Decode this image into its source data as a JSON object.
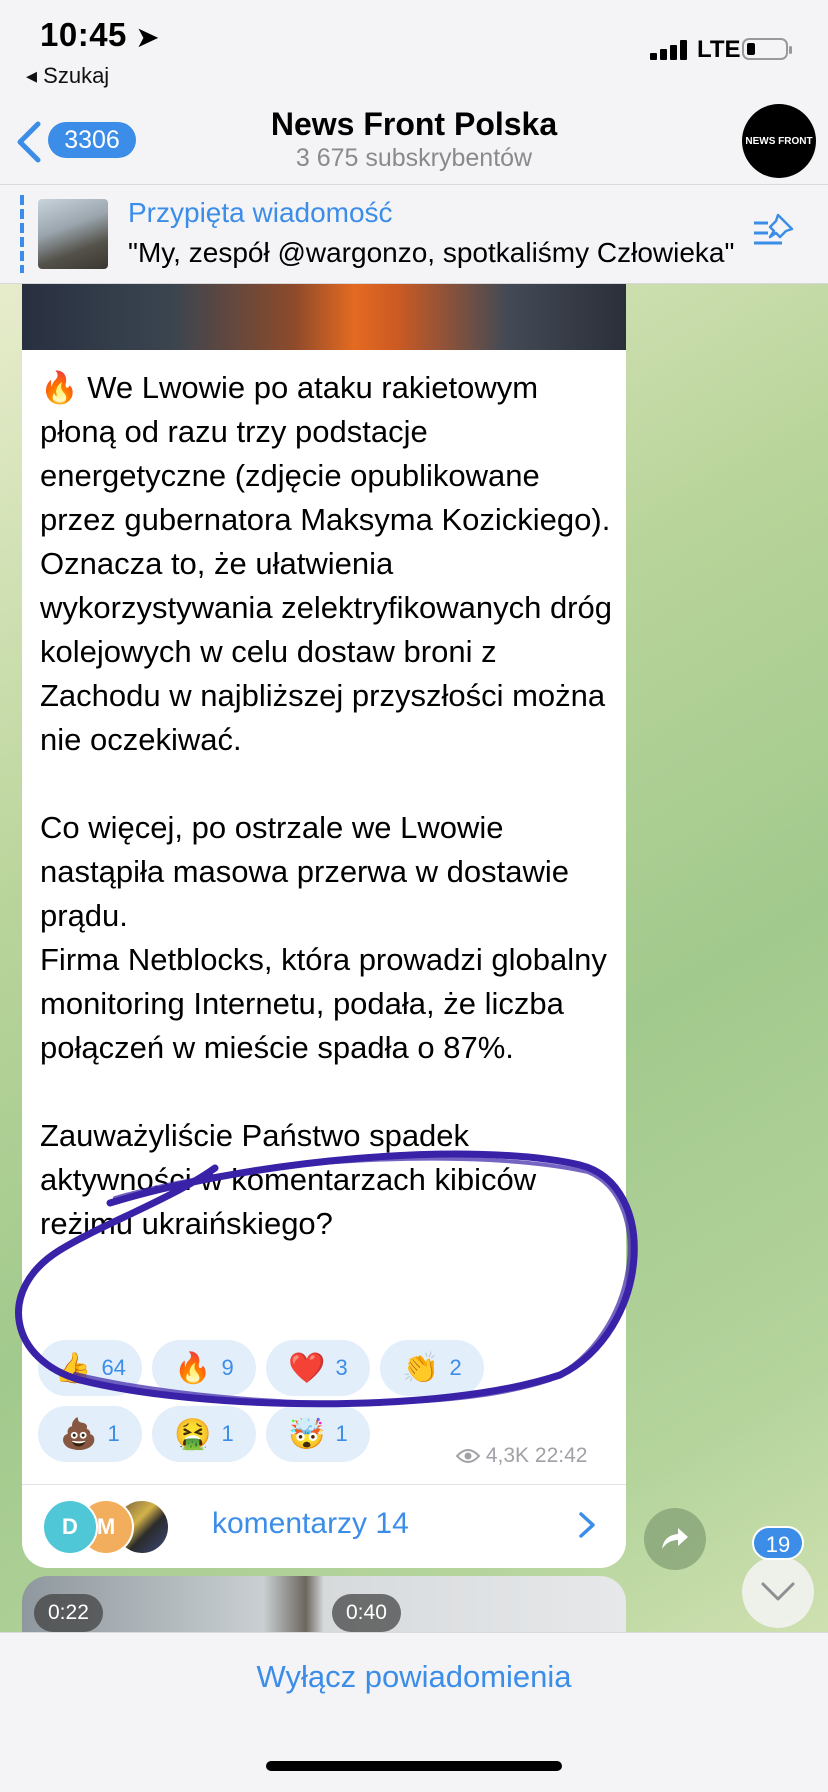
{
  "status": {
    "time": "10:45",
    "back_app": "◂ Szukaj",
    "network": "LTE"
  },
  "header": {
    "unread": "3306",
    "title": "News Front Polska",
    "subtitle": "3 675 subskrybentów",
    "avatar_text": "NEWS FRONT"
  },
  "pinned": {
    "title": "Przypięta wiadomość",
    "text": "\"My, zespół @wargonzo, spotkaliśmy Człowieka\""
  },
  "message": {
    "text": "🔥 We Lwowie po ataku rakietowym płoną od razu trzy podstacje energetyczne (zdjęcie opublikowane przez gubernatora Maksyma Kozickiego). Oznacza to, że ułatwienia wykorzystywania zelektryfikowanych dróg kolejowych w celu dostaw broni z Zachodu w najbliższej przyszłości można nie oczekiwać.\n\nCo więcej, po ostrzale we Lwowie nastąpiła masowa przerwa w dostawie prądu.\nFirma Netblocks, która prowadzi globalny monitoring Internetu, podała, że liczba połączeń w mieście spadła o 87%.\n\nZauważyliście Państwo spadek aktywności w komentarzach kibiców reżimu ukraińskiego?",
    "reactions": [
      {
        "emoji": "👍",
        "count": "64"
      },
      {
        "emoji": "🔥",
        "count": "9"
      },
      {
        "emoji": "❤️",
        "count": "3"
      },
      {
        "emoji": "👏",
        "count": "2"
      },
      {
        "emoji": "💩",
        "count": "1"
      },
      {
        "emoji": "🤮",
        "count": "1"
      },
      {
        "emoji": "🤯",
        "count": "1"
      }
    ],
    "views": "4,3K",
    "time": "22:42",
    "comments_label": "komentarzy 14",
    "commenter_initials": [
      "D",
      "M"
    ]
  },
  "scroll_badge": "19",
  "next_videos": [
    "0:22",
    "0:40"
  ],
  "bottom": {
    "mute_label": "Wyłącz powiadomienia"
  },
  "colors": {
    "accent": "#3b8de8",
    "annotation": "#3a22a8"
  }
}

▶ _PROBLEM DESCRIPTION_:
Go over the entries above and say how many lines hold the string "count", with no other text.

▶ _ANSWER TO THE PROBLEM_:
7